前記打撃ハンマが前記FRP積層配管部材の表面に衝突したときに発生する打撃力の最大値をFmaxとしたときに、前記打撃ハンマの質量と前記測定値記憶部に記憶された前記打撃ハンマの加速度とからFmaxが算出され、
前記機械インピーダンスZRが、式ZR=Fmax/Vrによって求められる、請求項7に記載のFRP積層配管部材の剥離推定装置。
【請求項9】
前記機械インピーダンスZRと前記指標Iについて、それぞれ、前記FRP積層配管部材の管種及び呼び径の組み合わせごとに、予め定められた閾値を記憶する閾値記憶部をさらに備え、
前記剥離推定部は、式I=Va/Vrによって前記指標Iを算出し、前記打撃ハンマによる前記打撃力の経時変化波形のピークの数が二つ以上であるとき、または、測定対象の前記FRP積層配管部材の管種及び呼び径の組み合わせに対応する前記機械インピーダンスZR及び前記指標Iのそれぞれの予め定められた閾値よりも、測定により求められた前記機械インピーダンスZRと前記指標Iとの少なくとも一方が下回ったときに、前記FRP積層配管部材に剥離欠陥が存在すると推定する、請求項8に記載のFRP積層配管部材の剥離推定装置。

文書レイアウト検出データ:
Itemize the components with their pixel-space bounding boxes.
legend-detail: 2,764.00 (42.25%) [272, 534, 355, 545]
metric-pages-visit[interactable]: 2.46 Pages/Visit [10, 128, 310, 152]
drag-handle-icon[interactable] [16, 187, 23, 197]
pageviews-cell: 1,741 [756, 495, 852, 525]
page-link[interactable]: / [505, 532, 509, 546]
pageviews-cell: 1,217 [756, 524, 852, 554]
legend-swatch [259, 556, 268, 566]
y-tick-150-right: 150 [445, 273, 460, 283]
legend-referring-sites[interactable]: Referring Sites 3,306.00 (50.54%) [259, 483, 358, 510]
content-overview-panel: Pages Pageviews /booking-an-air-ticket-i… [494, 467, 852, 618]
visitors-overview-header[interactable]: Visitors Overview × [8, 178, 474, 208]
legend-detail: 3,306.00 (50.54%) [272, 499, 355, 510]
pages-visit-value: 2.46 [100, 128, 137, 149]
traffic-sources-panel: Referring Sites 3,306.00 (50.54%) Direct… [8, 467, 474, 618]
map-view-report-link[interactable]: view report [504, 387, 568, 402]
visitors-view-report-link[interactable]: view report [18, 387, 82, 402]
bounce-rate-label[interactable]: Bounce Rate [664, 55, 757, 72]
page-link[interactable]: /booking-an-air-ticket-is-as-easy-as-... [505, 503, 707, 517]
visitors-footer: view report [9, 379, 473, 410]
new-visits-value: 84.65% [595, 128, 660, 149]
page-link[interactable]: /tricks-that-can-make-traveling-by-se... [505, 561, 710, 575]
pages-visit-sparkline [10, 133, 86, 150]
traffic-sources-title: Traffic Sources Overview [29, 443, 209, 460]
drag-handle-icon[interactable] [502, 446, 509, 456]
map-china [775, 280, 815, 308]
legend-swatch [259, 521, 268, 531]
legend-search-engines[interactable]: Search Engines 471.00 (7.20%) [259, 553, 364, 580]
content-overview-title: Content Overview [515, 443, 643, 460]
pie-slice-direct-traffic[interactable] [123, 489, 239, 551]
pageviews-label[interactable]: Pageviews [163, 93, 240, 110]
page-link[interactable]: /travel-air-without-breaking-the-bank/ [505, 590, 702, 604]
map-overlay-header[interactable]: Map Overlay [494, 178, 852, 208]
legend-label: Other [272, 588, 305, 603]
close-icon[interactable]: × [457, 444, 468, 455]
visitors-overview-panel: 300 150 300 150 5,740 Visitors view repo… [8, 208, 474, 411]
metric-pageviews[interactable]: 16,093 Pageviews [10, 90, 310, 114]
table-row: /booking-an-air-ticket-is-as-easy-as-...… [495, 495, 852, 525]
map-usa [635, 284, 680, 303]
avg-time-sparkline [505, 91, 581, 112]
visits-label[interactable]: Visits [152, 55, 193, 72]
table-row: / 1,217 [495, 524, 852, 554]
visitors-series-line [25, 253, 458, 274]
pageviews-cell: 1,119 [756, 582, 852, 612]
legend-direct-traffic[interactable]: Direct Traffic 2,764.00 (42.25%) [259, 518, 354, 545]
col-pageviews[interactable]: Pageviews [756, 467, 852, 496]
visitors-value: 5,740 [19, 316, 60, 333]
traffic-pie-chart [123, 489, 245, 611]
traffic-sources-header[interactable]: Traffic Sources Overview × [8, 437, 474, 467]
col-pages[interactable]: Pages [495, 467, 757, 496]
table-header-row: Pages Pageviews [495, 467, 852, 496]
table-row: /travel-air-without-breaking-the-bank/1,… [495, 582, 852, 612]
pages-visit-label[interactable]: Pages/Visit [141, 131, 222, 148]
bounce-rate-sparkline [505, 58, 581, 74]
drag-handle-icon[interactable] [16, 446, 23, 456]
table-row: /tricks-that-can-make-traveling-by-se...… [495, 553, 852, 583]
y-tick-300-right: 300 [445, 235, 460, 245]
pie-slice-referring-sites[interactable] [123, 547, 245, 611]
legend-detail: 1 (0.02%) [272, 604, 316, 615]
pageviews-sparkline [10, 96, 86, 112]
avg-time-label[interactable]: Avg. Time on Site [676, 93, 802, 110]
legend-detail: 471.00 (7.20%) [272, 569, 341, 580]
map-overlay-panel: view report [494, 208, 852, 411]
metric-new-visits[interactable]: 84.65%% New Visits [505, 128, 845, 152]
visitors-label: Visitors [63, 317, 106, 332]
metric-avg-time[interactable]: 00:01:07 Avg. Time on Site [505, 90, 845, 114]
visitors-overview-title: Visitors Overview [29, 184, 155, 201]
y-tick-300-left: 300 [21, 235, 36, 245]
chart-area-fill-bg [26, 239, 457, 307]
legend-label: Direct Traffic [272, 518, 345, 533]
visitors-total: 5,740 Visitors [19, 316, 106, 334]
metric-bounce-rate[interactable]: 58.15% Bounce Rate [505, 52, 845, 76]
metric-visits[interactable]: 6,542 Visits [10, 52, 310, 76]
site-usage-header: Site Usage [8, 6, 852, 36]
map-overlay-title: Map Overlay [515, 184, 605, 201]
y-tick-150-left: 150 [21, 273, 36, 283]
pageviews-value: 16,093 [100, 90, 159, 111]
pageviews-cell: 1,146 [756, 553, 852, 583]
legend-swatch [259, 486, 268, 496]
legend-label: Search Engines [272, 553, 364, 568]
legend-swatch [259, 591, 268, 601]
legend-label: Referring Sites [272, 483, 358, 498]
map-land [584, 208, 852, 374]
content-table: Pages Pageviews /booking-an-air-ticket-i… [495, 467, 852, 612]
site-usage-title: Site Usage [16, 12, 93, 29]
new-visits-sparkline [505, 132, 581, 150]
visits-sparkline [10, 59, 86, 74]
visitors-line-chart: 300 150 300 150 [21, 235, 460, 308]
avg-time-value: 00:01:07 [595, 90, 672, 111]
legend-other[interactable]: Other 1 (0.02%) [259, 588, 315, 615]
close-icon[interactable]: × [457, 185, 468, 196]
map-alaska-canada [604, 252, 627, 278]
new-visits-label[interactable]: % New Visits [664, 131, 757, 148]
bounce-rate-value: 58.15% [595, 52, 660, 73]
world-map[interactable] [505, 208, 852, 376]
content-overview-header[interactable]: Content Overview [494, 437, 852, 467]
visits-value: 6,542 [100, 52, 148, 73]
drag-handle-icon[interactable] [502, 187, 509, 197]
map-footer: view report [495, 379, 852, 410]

▸ **練習問題**
FRP配管の剥離推定の文の「前記打撃ハンマが前記FRP積」から「する、請求項8に記載のFRP積層配管部材の剥離推定装置。」までを、「閾値」を「しきい値」に切り替えて書き直してください。 ここにある行のデータは使いません。

▸ **解答例**
前記打撃ハンマが前記FRP積層配管部材の表面に衝突したときに発生する打撃力の最大値をFmaxとしたときに、前記打撃ハンマの質量と前記測定値記憶部に記憶された前記打撃ハンマの加速度とからFmaxが算出され、
前記機械インピーダンスZRが、式ZR=Fmax/Vrによって求められる、請求項7に記載のFRP積層配管部材の剥離推定装置。
【請求項9】
前記機械インピーダンスZRと前記指標Iについて、それぞれ、前記FRP積層配管部材の管種及び呼び径の組み合わせごとに、予め定められたしきい値を記憶するしきい値記憶部をさらに備え、
前記剥離推定部は、式I=Va/Vrによって前記指標Iを算出し、前記打撃ハンマによる前記打撃力の経時変化波形のピークの数が二つ以上であるとき、または、測定対象の前記FRP積層配管部材の管種及び呼び径の組み合わせに対応する前記機械インピーダンスZR及び前記指標Iのそれぞれの予め定められたしきい値よりも、測定により求められた前記機械インピーダンスZRと前記指標Iとの少なくとも一方が下回ったときに、前記FRP積層配管部材に剥離欠陥が存在すると推定する、請求項8に記載のFRP積層配管部材の剥離推定装置。